■ Instructions for the task: Please state how many lines in the records contain the string "Users", with no words besides the number.

■ ■ ■

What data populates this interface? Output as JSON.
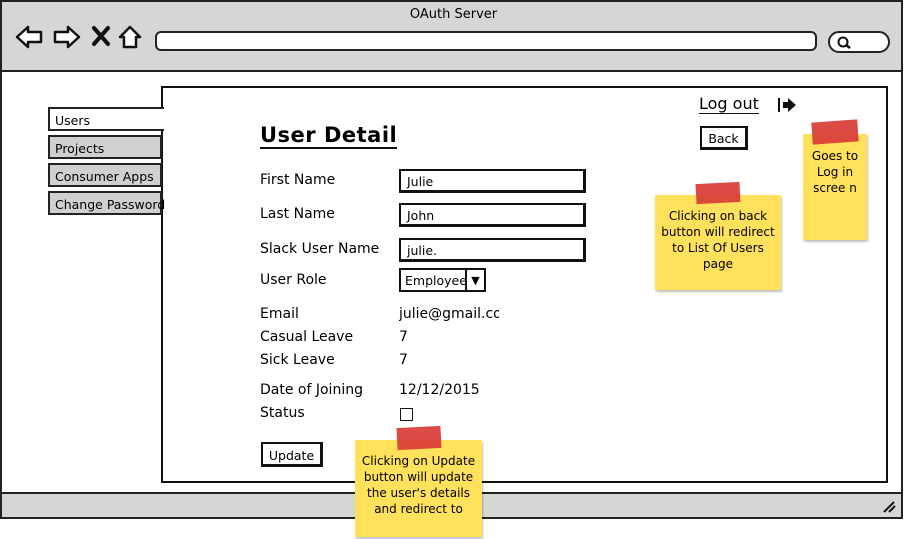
{
  "window": {
    "title": "OAuth Server"
  },
  "tabs": [
    {
      "label": "Users",
      "active": true
    },
    {
      "label": "Projects",
      "active": false
    },
    {
      "label": "Consumer Apps",
      "active": false
    },
    {
      "label": "Change Password",
      "active": false
    }
  ],
  "header": {
    "logout_label": "Log out",
    "back_label": "Back"
  },
  "form": {
    "title": "User Detail",
    "first_name_label": "First Name",
    "first_name_value": "Julie",
    "last_name_label": "Last Name",
    "last_name_value": "John",
    "slack_label": "Slack User Name",
    "slack_value": "julie.",
    "role_label": "User Role",
    "role_value": "Employee",
    "email_label": "Email",
    "email_value": "julie@gmail.com",
    "casual_leave_label": "Casual Leave",
    "casual_leave_value": "7",
    "sick_leave_label": "Sick Leave",
    "sick_leave_value": "7",
    "doj_label": "Date of Joining",
    "doj_value": "12/12/2015",
    "status_label": "Status",
    "status_checked": false,
    "update_label": "Update"
  },
  "notes": {
    "back_note": "Clicking on back button will redirect to List Of Users page",
    "logout_note": "Goes to Log in scree n",
    "update_note": "Clicking on Update button will update the user's details and redirect to"
  },
  "colors": {
    "chrome": "#d6d6d6",
    "sticky_note": "#ffe15b",
    "tape": "#d93b36"
  }
}
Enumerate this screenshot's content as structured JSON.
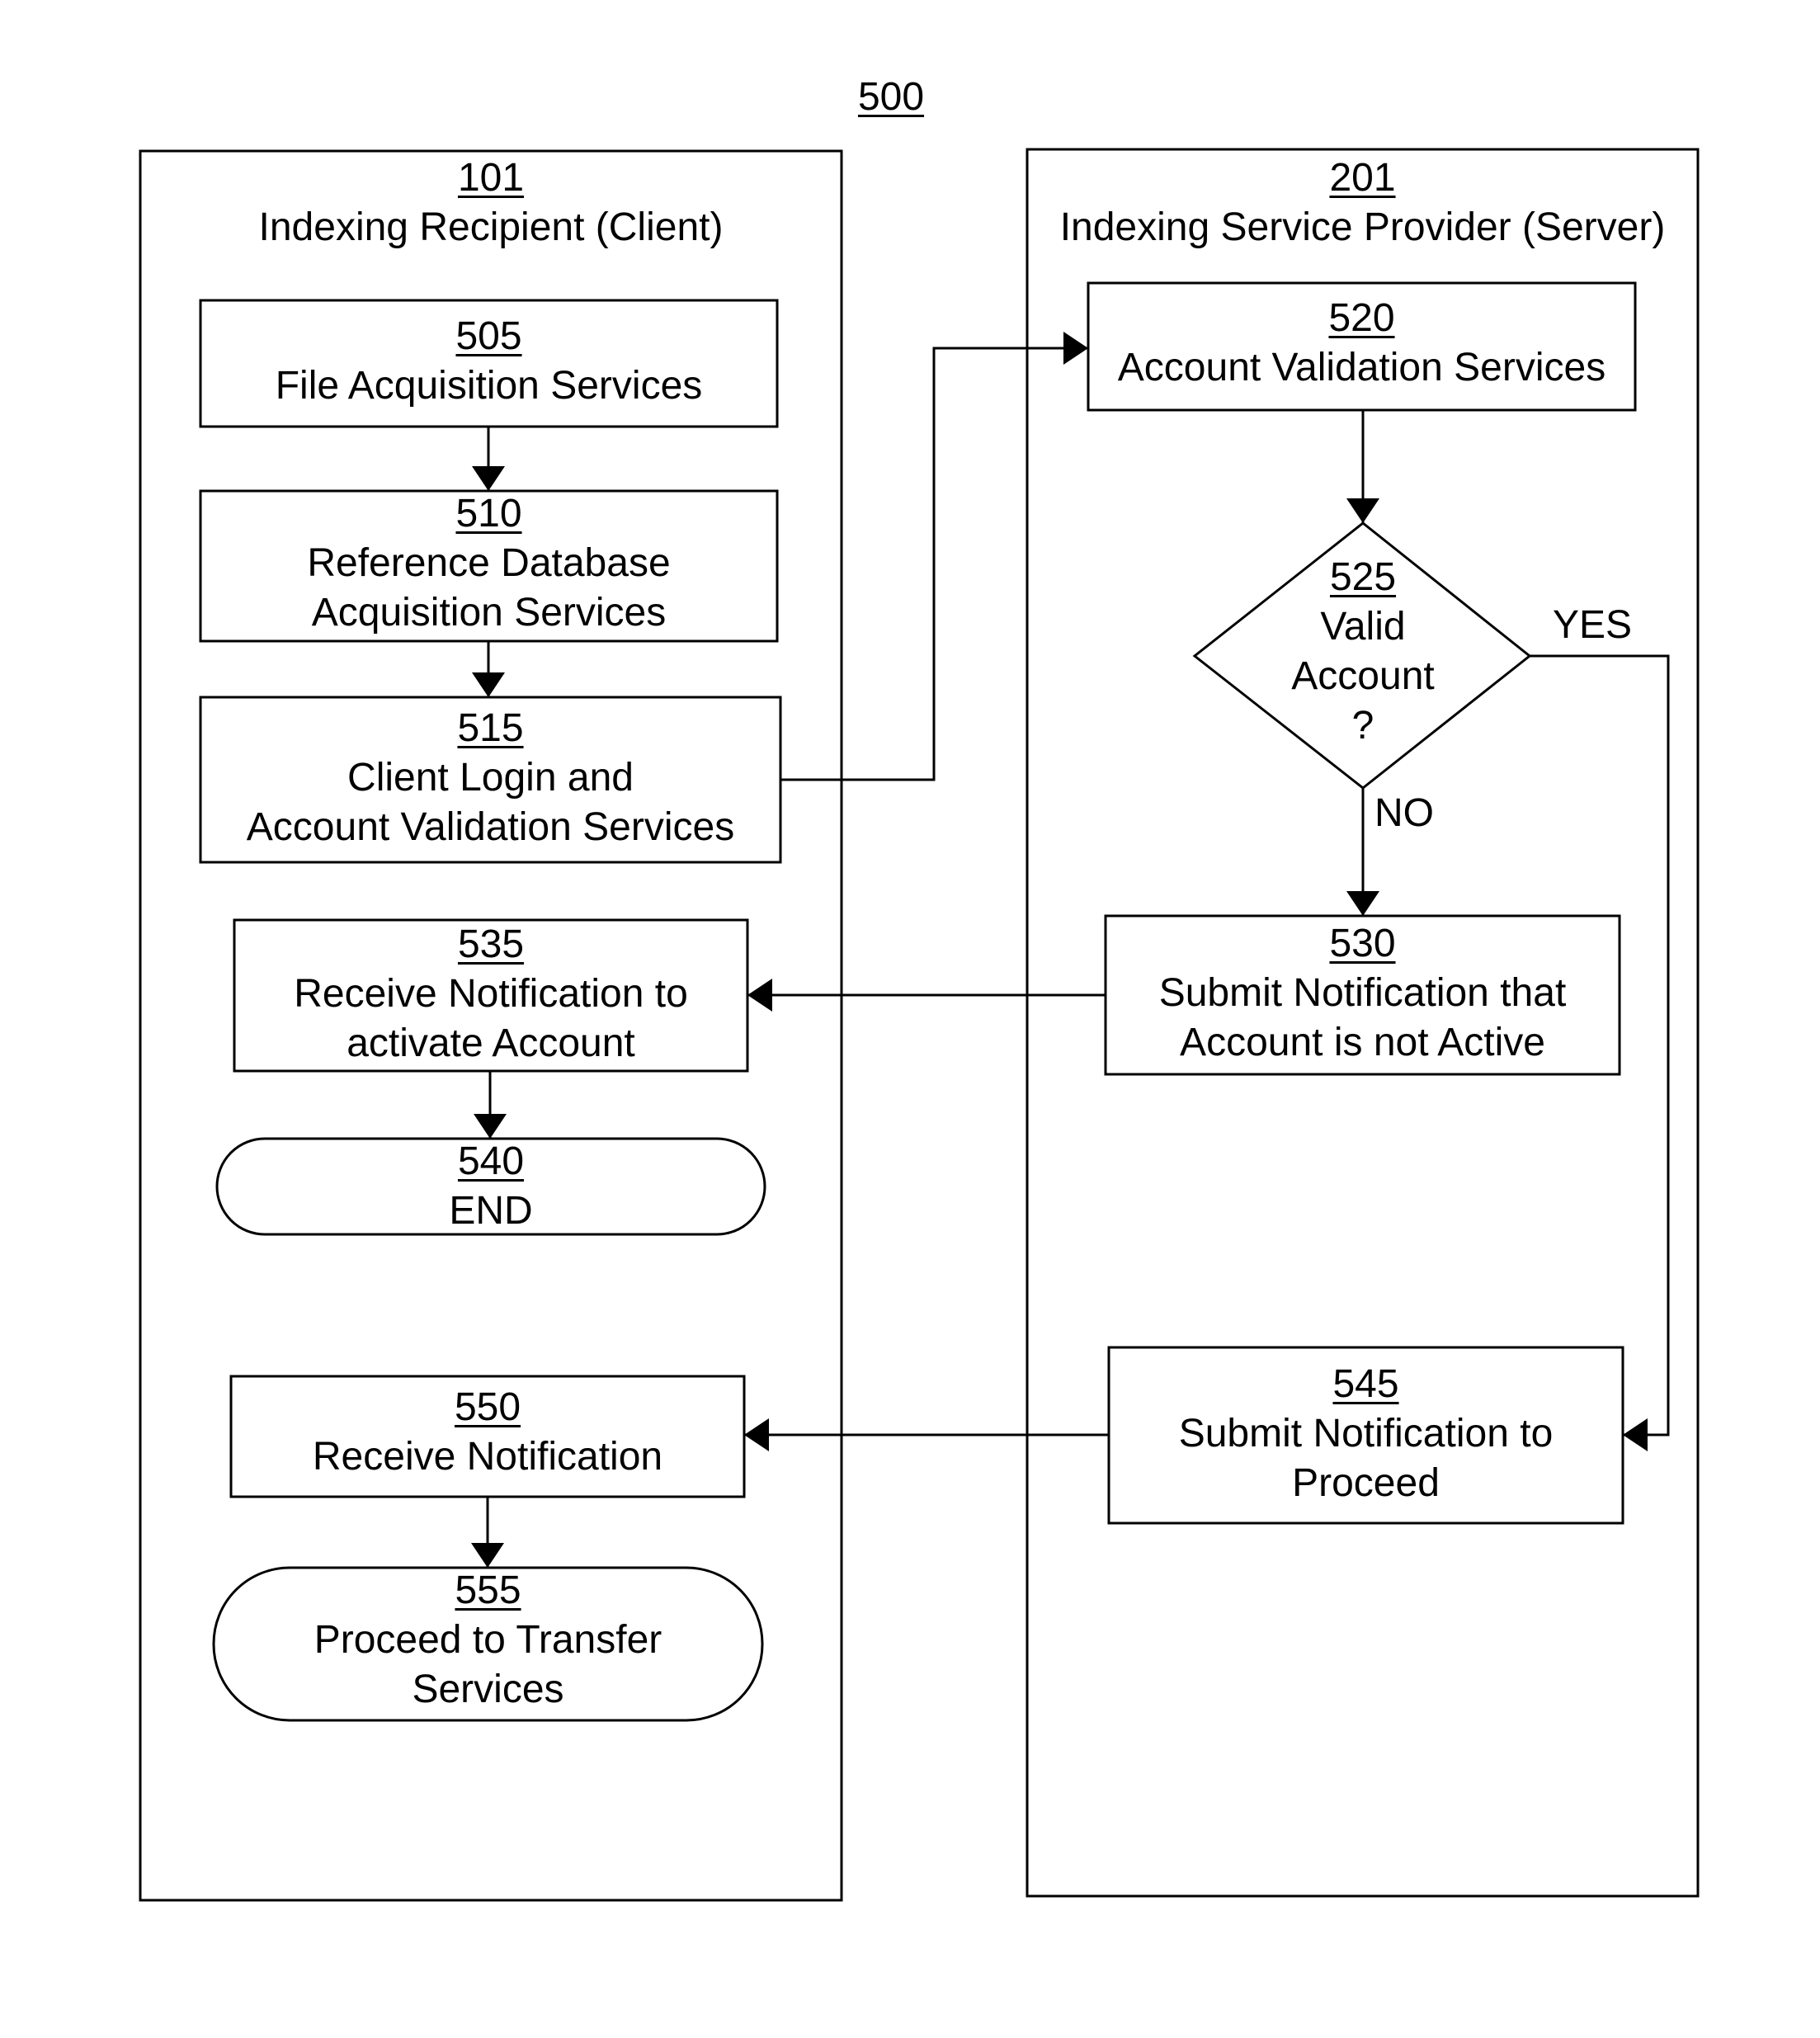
{
  "figure": {
    "number": "500"
  },
  "lanes": [
    {
      "id": "101",
      "title": "Indexing Recipient (Client)"
    },
    {
      "id": "201",
      "title": "Indexing Service Provider (Server)"
    }
  ],
  "steps": {
    "s505": {
      "id": "505",
      "text": "File Acquisition Services",
      "shape": "process"
    },
    "s510": {
      "id": "510",
      "text": "Reference Database\nAcquisition Services",
      "shape": "process"
    },
    "s515": {
      "id": "515",
      "text": "Client Login and\nAccount Validation Services",
      "shape": "process"
    },
    "s520": {
      "id": "520",
      "text": "Account Validation Services",
      "shape": "process"
    },
    "s525": {
      "id": "525",
      "text": "Valid\nAccount\n?",
      "shape": "decision"
    },
    "s530": {
      "id": "530",
      "text": "Submit Notification that\nAccount is not Active",
      "shape": "process"
    },
    "s535": {
      "id": "535",
      "text": "Receive Notification to\nactivate Account",
      "shape": "process"
    },
    "s540": {
      "id": "540",
      "text": "END",
      "shape": "terminator"
    },
    "s545": {
      "id": "545",
      "text": "Submit Notification to\nProceed",
      "shape": "process"
    },
    "s550": {
      "id": "550",
      "text": "Receive Notification",
      "shape": "process"
    },
    "s555": {
      "id": "555",
      "text": "Proceed to Transfer\nServices",
      "shape": "terminator"
    }
  },
  "branch_labels": {
    "yes": "YES",
    "no": "NO"
  },
  "edges": [
    {
      "from": "505",
      "to": "510"
    },
    {
      "from": "510",
      "to": "515"
    },
    {
      "from": "515",
      "to": "520"
    },
    {
      "from": "520",
      "to": "525"
    },
    {
      "from": "525",
      "to": "530",
      "label": "NO"
    },
    {
      "from": "525",
      "to": "545",
      "label": "YES"
    },
    {
      "from": "530",
      "to": "535"
    },
    {
      "from": "535",
      "to": "540"
    },
    {
      "from": "545",
      "to": "550"
    },
    {
      "from": "550",
      "to": "555"
    }
  ]
}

■ ■ ■

■ Output of the exercise: 2